- **STATED PROBLEM**: Below is a listing; copy all of it exactly.

(Records about charts and figures)
┄┄┄┄┄┄┄┄┄┄┄┄┄┄┄┄┄┄┄┄

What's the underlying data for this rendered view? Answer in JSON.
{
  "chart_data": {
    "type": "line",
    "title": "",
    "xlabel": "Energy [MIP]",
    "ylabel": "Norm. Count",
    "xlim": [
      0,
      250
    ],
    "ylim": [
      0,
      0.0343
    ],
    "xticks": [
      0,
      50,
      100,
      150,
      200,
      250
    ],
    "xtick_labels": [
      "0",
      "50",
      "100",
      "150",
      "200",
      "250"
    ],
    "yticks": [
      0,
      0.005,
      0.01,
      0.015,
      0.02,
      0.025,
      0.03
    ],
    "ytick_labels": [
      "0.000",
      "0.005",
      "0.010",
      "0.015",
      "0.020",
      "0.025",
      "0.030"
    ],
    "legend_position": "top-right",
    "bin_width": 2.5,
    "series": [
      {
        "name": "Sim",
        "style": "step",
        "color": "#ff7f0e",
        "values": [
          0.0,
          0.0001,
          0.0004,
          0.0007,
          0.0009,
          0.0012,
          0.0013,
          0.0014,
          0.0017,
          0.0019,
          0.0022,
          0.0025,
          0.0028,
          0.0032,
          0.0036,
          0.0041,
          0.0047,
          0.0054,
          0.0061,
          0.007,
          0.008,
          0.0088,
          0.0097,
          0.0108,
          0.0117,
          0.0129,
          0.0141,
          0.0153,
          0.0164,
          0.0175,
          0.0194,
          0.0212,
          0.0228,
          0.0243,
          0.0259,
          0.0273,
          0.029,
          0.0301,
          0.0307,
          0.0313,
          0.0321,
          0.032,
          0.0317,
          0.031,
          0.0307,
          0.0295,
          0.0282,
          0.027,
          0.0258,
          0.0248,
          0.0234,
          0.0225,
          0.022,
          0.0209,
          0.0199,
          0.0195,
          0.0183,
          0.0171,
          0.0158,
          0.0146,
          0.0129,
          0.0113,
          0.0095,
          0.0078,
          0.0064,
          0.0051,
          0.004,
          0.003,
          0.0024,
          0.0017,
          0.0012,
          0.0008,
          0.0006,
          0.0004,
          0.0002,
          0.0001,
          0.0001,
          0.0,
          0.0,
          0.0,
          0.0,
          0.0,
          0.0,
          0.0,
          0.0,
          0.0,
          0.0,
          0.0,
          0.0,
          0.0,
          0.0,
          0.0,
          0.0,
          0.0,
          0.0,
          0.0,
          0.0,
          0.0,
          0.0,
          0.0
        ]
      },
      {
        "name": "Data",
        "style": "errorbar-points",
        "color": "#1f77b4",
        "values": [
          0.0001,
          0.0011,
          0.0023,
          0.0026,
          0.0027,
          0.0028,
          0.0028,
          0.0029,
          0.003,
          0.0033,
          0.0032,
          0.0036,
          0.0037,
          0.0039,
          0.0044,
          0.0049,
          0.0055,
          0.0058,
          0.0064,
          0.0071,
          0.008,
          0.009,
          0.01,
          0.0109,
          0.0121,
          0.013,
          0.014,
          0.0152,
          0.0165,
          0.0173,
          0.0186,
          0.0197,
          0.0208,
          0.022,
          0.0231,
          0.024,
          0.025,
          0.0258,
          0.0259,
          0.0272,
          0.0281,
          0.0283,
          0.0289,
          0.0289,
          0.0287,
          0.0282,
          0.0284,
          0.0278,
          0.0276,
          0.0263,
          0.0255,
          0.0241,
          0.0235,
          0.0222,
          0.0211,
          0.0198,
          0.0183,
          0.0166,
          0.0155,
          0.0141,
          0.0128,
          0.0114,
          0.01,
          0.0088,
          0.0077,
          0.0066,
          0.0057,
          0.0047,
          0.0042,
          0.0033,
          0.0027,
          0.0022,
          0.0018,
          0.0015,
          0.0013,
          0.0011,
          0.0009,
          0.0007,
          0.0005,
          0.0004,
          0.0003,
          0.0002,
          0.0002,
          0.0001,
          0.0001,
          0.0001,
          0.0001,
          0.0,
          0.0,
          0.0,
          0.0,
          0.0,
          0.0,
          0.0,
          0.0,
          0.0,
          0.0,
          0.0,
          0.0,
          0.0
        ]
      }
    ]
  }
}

┄┄┄┄┄┄┄┄┄┄┄┄┄┄┄┄┄┄┄┄

- **REPLY**:
What's the underlying data for this rendered view? Answer in JSON.
{
  "chart_data": {
    "type": "line",
    "title": "",
    "xlabel": "Energy [MIP]",
    "ylabel": "Norm. Count",
    "xlim": [
      0,
      250
    ],
    "ylim": [
      0,
      0.0343
    ],
    "xticks": [
      0,
      50,
      100,
      150,
      200,
      250
    ],
    "xtick_labels": [
      "0",
      "50",
      "100",
      "150",
      "200",
      "250"
    ],
    "yticks": [
      0,
      0.005,
      0.01,
      0.015,
      0.02,
      0.025,
      0.03
    ],
    "ytick_labels": [
      "0.000",
      "0.005",
      "0.010",
      "0.015",
      "0.020",
      "0.025",
      "0.030"
    ],
    "legend_position": "top-right",
    "bin_width": 2.5,
    "series": [
      {
        "name": "Sim",
        "style": "step",
        "color": "#ff7f0e",
        "values": [
          0.0,
          0.0001,
          0.0004,
          0.0007,
          0.0009,
          0.0012,
          0.0013,
          0.0014,
          0.0017,
          0.0019,
          0.0022,
          0.0025,
          0.0028,
          0.0032,
          0.0036,
          0.0041,
          0.0047,
          0.0054,
          0.0061,
          0.007,
          0.008,
          0.0088,
          0.0097,
          0.0108,
          0.0117,
          0.0129,
          0.0141,
          0.0153,
          0.0164,
          0.0175,
          0.0194,
          0.0212,
          0.0228,
          0.0243,
          0.0259,
          0.0273,
          0.029,
          0.0301,
          0.0307,
          0.0313,
          0.0321,
          0.032,
          0.0317,
          0.031,
          0.0307,
          0.0295,
          0.0282,
          0.027,
          0.0258,
          0.0248,
          0.0234,
          0.0225,
          0.022,
          0.0209,
          0.0199,
          0.0195,
          0.0183,
          0.0171,
          0.0158,
          0.0146,
          0.0129,
          0.0113,
          0.0095,
          0.0078,
          0.0064,
          0.0051,
          0.004,
          0.003,
          0.0024,
          0.0017,
          0.0012,
          0.0008,
          0.0006,
          0.0004,
          0.0002,
          0.0001,
          0.0001,
          0.0,
          0.0,
          0.0,
          0.0,
          0.0,
          0.0,
          0.0,
          0.0,
          0.0,
          0.0,
          0.0,
          0.0,
          0.0,
          0.0,
          0.0,
          0.0,
          0.0,
          0.0,
          0.0,
          0.0,
          0.0,
          0.0,
          0.0
        ]
      },
      {
        "name": "Data",
        "style": "errorbar-points",
        "color": "#1f77b4",
        "values": [
          0.0001,
          0.0011,
          0.0023,
          0.0026,
          0.0027,
          0.0028,
          0.0028,
          0.0029,
          0.003,
          0.0033,
          0.0032,
          0.0036,
          0.0037,
          0.0039,
          0.0044,
          0.0049,
          0.0055,
          0.0058,
          0.0064,
          0.0071,
          0.008,
          0.009,
          0.01,
          0.0109,
          0.0121,
          0.013,
          0.014,
          0.0152,
          0.0165,
          0.0173,
          0.0186,
          0.0197,
          0.0208,
          0.022,
          0.0231,
          0.024,
          0.025,
          0.0258,
          0.0259,
          0.0272,
          0.0281,
          0.0283,
          0.0289,
          0.0289,
          0.0287,
          0.0282,
          0.0284,
          0.0278,
          0.0276,
          0.0263,
          0.0255,
          0.0241,
          0.0235,
          0.0222,
          0.0211,
          0.0198,
          0.0183,
          0.0166,
          0.0155,
          0.0141,
          0.0128,
          0.0114,
          0.01,
          0.0088,
          0.0077,
          0.0066,
          0.0057,
          0.0047,
          0.0042,
          0.0033,
          0.0027,
          0.0022,
          0.0018,
          0.0015,
          0.0013,
          0.0011,
          0.0009,
          0.0007,
          0.0005,
          0.0004,
          0.0003,
          0.0002,
          0.0002,
          0.0001,
          0.0001,
          0.0001,
          0.0001,
          0.0,
          0.0,
          0.0,
          0.0,
          0.0,
          0.0,
          0.0,
          0.0,
          0.0,
          0.0,
          0.0,
          0.0,
          0.0
        ]
      }
    ]
  }
}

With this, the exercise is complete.